** begin **
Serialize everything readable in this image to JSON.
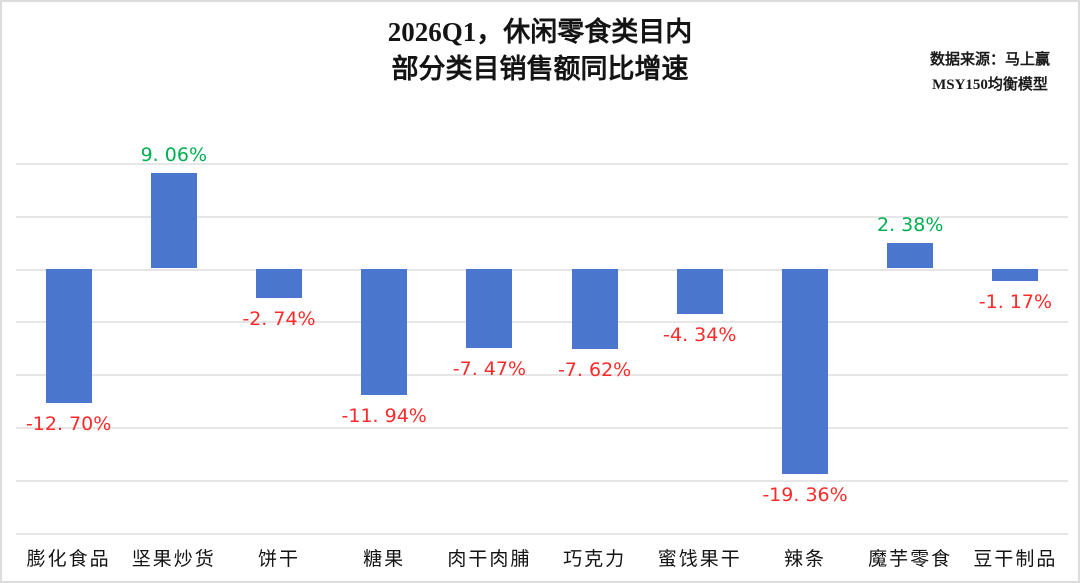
{
  "title": {
    "line1": "2026Q1，休闲零食类目内",
    "line2": "部分类目销售额同比增速"
  },
  "source": {
    "line1": "数据来源：马上赢",
    "line2": "MSY150均衡模型"
  },
  "chart_data": {
    "type": "bar",
    "title": "2026Q1，休闲零食类目内部分类目销售额同比增速",
    "categories": [
      "膨化食品",
      "坚果炒货",
      "饼干",
      "糖果",
      "肉干肉脯",
      "巧克力",
      "蜜饯果干",
      "辣条",
      "魔芋零食",
      "豆干制品"
    ],
    "values": [
      -12.7,
      9.06,
      -2.74,
      -11.94,
      -7.47,
      -7.62,
      -4.34,
      -19.36,
      2.38,
      -1.17
    ],
    "display_labels": [
      "-12. 70%",
      "9. 06%",
      "-2. 74%",
      "-11. 94%",
      "-7. 47%",
      "-7. 62%",
      "-4. 34%",
      "-19. 36%",
      "2. 38%",
      "-1. 17%"
    ],
    "xlabel": "",
    "ylabel": "",
    "ylim": [
      -25,
      12
    ],
    "gridlines": [
      10,
      5,
      0,
      -5,
      -10,
      -15,
      -20,
      -25
    ],
    "grid": true,
    "legend": false,
    "colors": {
      "bar": "#4B76CD",
      "positive_label": "#00B050",
      "negative_label": "#FB2B2B",
      "gridline": "#E6E6E6",
      "text": "#141414"
    }
  }
}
** end **
> **Task instructions**
Return every line above in which the string "title" occurs.

> **Reply to the task**
  "title": {
    "title": "2026Q1，休闲零食类目内部分类目销售额同比增速",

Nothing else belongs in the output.